- _MATERIALS PROVIDED_
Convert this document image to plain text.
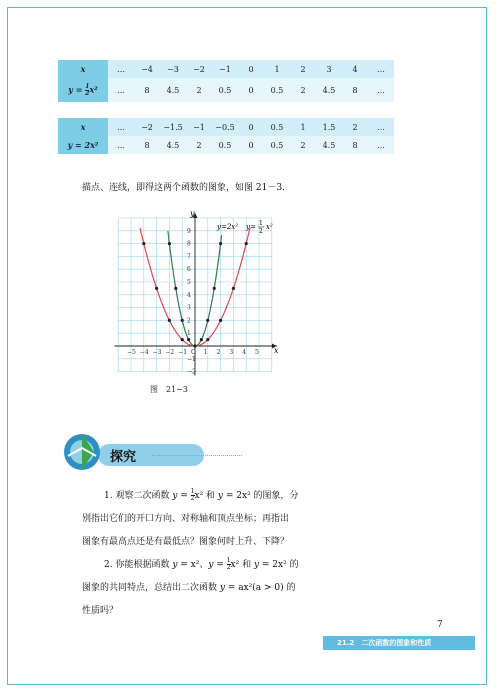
x	…	−4	−3	−2	−1	0	1	2	3	4	…
$y = \frac{1}{2} x^2$	…	8	4.5	2	0.5	0	0.5	2	4.5	8	…
x	…	−2	−1.5	−1	−0.5	0	0.5	1	1.5	2	…
y = 2x²	…	8	4.5	2	0.5	0	0.5	2	4.5	8	…
描点、连线，即得这两个函数的图象，如图 21－3.
−5 −4 −3 −2 −1 O 1 2 3 4 5
9
8
7
6
5
4
3
2
1
−1
−2
y=2x² y= 1
2
x²
y
x
图　21−3
探究

1. 观察二次函数 $y = \frac{1}{2} x^2$ 和 y = 2x² 的图象，分

别指出它们的开口方向、对称轴和顶点坐标；再指出

图象有最高点还是有最低点？图象何时上升、下降？

2. 你能根据函数 y = x²、$y = \frac{1}{2} x^2$ 和 y = 2x² 的

图象的共同特点，总结出二次函数 y = ax²(a > 0) 的

性质吗？

7
21.2　二次函数的图象和性质
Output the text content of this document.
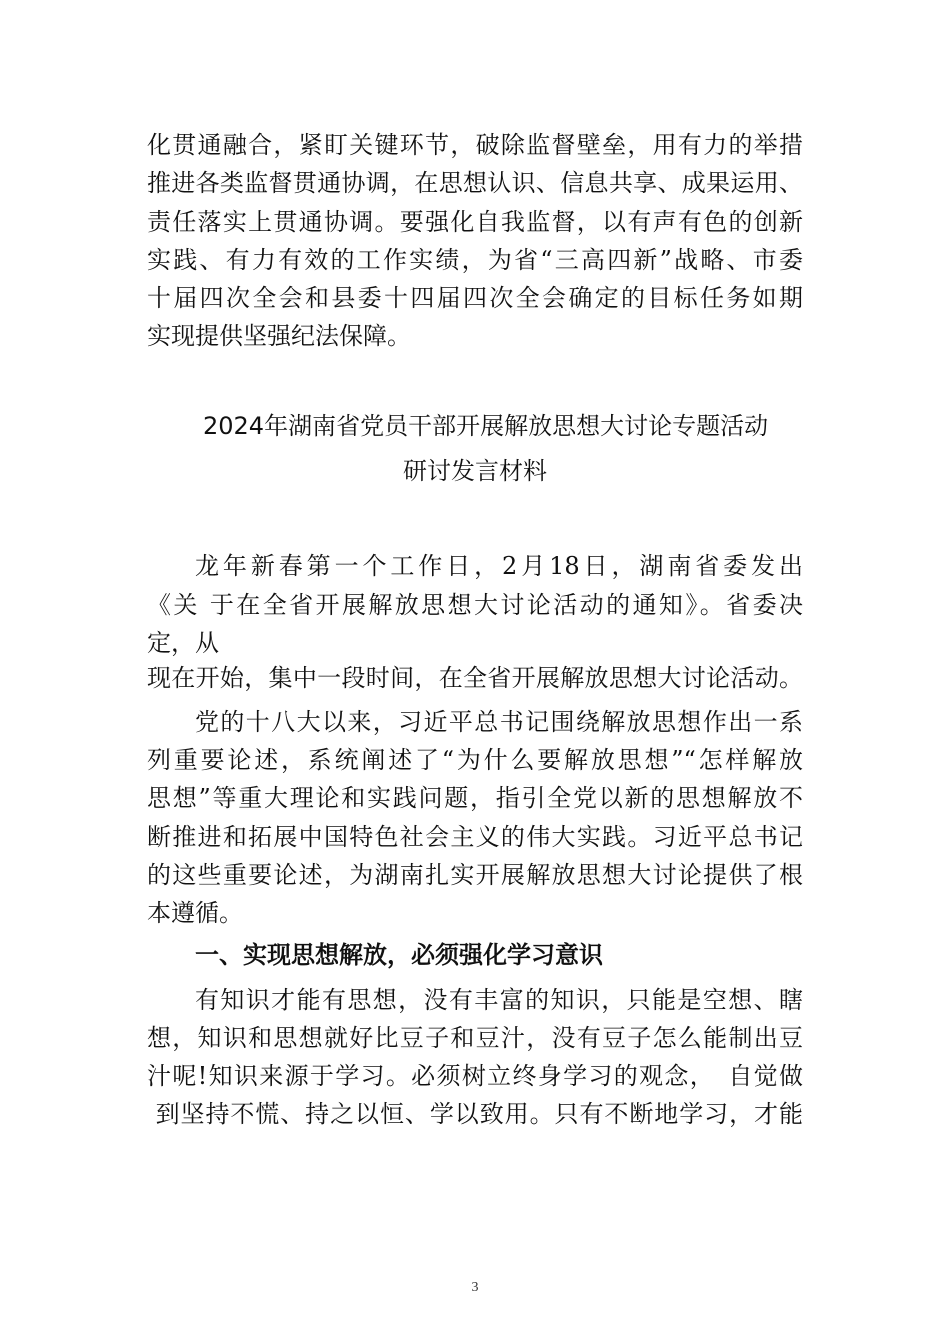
化贯通融合，紧盯关键环节，破除监督壁垒，用有力的举措
推进各类监督贯通协调，在思想认识、信息共享、成果运用、
责任落实上贯通协调。要强化自我监督，以有声有色的创新
实践、有力有效的工作实绩，为省“三高四新”战略、市委
十届四次全会和县委十四届四次全会确定的目标任务如期
实现提供坚强纪法保障。
2024年湖南省党员干部开展解放思想大讨论专题活动
研讨发言材料
龙年新春第一个工作日，2月18日，湖南省委发出
《关 于在全省开展解放思想大讨论活动的通知》。省委决
定，从
现在开始，集中一段时间，在全省开展解放思想大讨论活动。
党的十八大以来，习近平总书记围绕解放思想作出一系
列重要论述，系统阐述了“为什么要解放思想”“怎样解放
思想”等重大理论和实践问题，指引全党以新的思想解放不
断推进和拓展中国特色社会主义的伟大实践。习近平总书记
的这些重要论述，为湖南扎实开展解放思想大讨论提供了根
本遵循。
一、实现思想解放，必须强化学习意识
有知识才能有思想，没有丰富的知识，只能是空想、瞎
想，知识和思想就好比豆子和豆汁，没有豆子怎么能制出豆
汁呢!知识来源于学习。必须树立终身学习的观念，　自觉做
到坚持不慌、持之以恒、学以致用。只有不断地学习，才能
3
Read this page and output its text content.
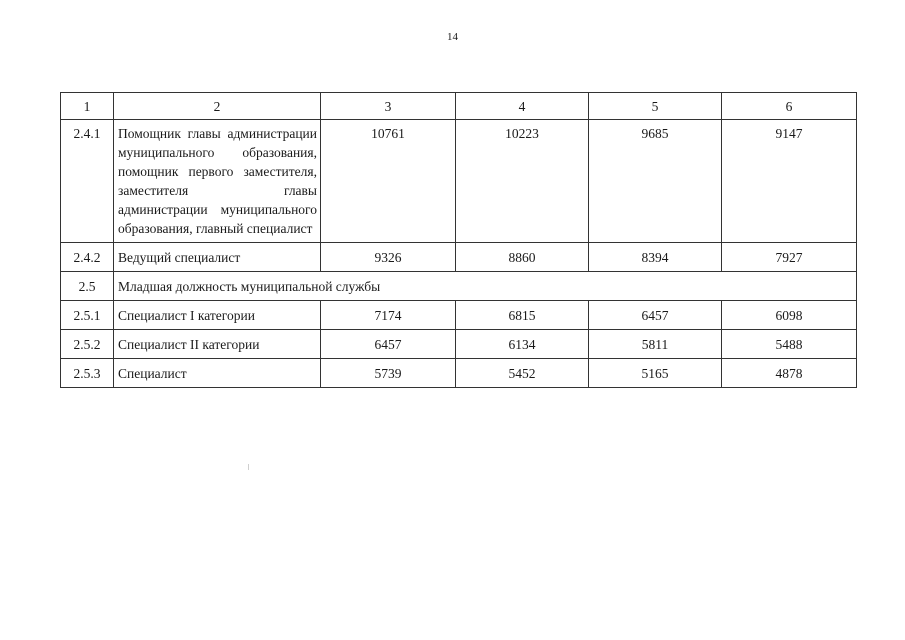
14
1	2	3	4	5	6
2.4.1	Помощник главы администрации муниципального образования, помощник первого заместителя, заместителя главы администрации муниципального образования, главный специалист	10761	10223	9685	9147
2.4.2	Ведущий специалист	9326	8860	8394	7927
2.5	Младшая должность муниципальной службы				
2.5.1	Специалист I категории	7174	6815	6457	6098
2.5.2	Специалист II категории	6457	6134	5811	5488
2.5.3	Специалист	5739	5452	5165	4878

- _OBJECTIVE_
List each line of the entries that holds the string "this".

- _EXERCISE SOLUTION_
Convert this document image to plain text.
Output the text content of this document.
Read this page and output its text content.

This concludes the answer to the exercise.